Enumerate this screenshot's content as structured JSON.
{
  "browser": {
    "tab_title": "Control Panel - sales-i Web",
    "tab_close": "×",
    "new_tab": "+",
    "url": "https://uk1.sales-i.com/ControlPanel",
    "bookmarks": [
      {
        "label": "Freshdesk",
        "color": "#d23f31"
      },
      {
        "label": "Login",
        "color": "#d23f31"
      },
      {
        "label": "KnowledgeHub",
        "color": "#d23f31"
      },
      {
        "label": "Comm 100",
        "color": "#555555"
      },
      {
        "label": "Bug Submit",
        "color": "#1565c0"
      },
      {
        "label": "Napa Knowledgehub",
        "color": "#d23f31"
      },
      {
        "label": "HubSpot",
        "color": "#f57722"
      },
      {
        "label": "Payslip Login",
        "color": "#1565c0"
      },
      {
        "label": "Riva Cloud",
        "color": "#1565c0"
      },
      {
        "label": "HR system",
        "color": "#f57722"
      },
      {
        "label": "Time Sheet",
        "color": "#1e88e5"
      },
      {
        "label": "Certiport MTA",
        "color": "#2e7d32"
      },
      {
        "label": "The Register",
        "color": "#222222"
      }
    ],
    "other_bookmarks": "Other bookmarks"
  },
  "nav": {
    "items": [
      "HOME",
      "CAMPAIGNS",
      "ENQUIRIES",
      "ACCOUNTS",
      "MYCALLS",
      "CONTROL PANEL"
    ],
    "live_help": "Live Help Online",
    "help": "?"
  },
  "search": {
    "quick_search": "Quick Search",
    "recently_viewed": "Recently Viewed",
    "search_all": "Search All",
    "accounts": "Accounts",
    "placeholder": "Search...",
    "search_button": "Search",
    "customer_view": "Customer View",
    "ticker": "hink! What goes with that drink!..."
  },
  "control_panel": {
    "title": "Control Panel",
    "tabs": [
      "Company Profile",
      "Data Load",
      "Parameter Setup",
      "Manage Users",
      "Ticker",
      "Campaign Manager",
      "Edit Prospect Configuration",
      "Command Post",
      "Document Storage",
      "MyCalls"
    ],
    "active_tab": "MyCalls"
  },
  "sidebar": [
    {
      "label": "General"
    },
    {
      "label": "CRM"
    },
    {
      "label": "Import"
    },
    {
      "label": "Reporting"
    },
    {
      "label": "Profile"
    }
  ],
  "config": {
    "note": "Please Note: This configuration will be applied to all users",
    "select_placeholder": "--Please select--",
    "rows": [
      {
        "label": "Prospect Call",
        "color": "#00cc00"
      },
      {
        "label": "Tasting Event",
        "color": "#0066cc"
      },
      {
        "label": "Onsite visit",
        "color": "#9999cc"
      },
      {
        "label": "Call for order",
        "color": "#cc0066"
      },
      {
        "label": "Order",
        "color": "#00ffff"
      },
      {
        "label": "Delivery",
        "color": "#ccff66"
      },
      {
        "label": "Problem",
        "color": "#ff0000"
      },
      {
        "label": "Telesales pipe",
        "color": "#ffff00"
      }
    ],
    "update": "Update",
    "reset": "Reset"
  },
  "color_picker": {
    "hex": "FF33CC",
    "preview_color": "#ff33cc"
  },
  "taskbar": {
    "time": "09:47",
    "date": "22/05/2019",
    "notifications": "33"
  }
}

__GIVEN INSTRUCTION__:
Report how many lines of the records above contain the word "bookmarks", and give only that number.

__RESPONSE TO THE EXERCISE__:
2